◆ Consignes de l'exercice:
[1] Transcrivez le passage du texte sur les forêts des monts Nguru qui va de « - Les agriculteurs de » à « des monts Nguru. ».
[2] D'après le texte sur les forêts des monts Nguru, combien d'arbres ont été plantés jusqu'à présent sur les fermes situées sur les flancs de ces monts ?

◆ Texte de lecture:

--

- Les agriculteurs de l'est de la Tanzanie font renaître une forêt tropicale sur une partie de leurs terres.
- Les agriculteurs reçoivent des indemnités provenant de la vente de crédits carbone afin de compléter leurs revenus et de les dédommager pour la perte de terres et de cultures commerciales.
- Jusqu'à présent, près de 270 000 arbres ont été plantés sur 200 hectares de fermes situées sur les flancs des monts Nguru.
- Les forêts de Nguru, qui abritent une multitude d'espèces animales et végétales uniques, sont soumises à une pression croissante de la part des agriculteurs qui abattent les arbres pour cultiver des plantes, dont la précieuse cardamome.
DISANGA, Tanzanie – Michele Menegon se faufile discrètement dans l’herbe rase avant de passer à l’action.
Délicatement, le scientifique brandit sa trouvaille : une espèce d’agame forestier sans nom. Il montre le reptile à deux de ses collègues avant de le relâcher dans l’herbe. L’agame, l’un des nombreux animaux uniques vivant dans les forêts tropicales de haute altitude qui couvrent les flancs et le sommet des monts Nguru, en Tanzanie, représente une nouveauté pour la science. Il est si récent, qu’il n’a pas encore fait l’objet d’une description officielle.
« C’est fou », déclare Menegon. « Ici, tellement de choses n’ont pas de nom ».

--

◆ Données enregistrées:
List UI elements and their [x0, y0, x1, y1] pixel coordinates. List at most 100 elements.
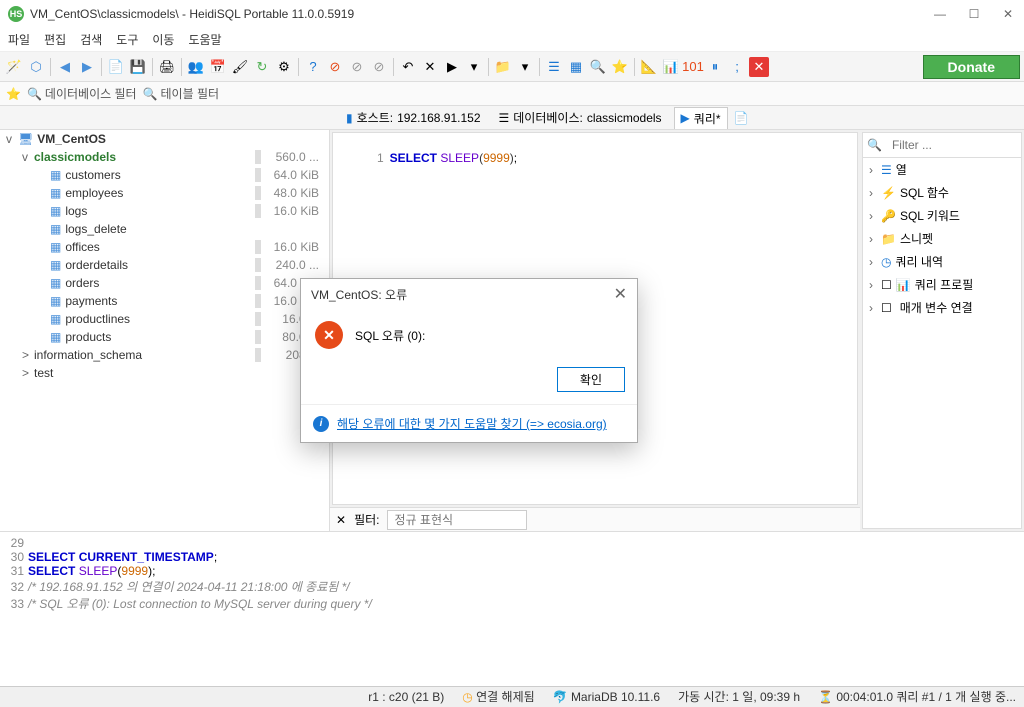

--

◆ Exercice corrigé:
[1]
- Les agriculteurs de l'est de la Tanzanie font renaître une forêt tropicale sur une partie de leurs terres.
- Les agriculteurs reçoivent des indemnités provenant de la vente de crédits carbone afin de compléter leurs revenus et de les dédommager pour la perte de terres et de cultures commerciales.
- Jusqu'à présent, près de 270 000 arbres ont été plantés sur 200 hectares de fermes situées sur les flancs des monts Nguru.

[2] Près de 270 000 arbres y ont été plantés.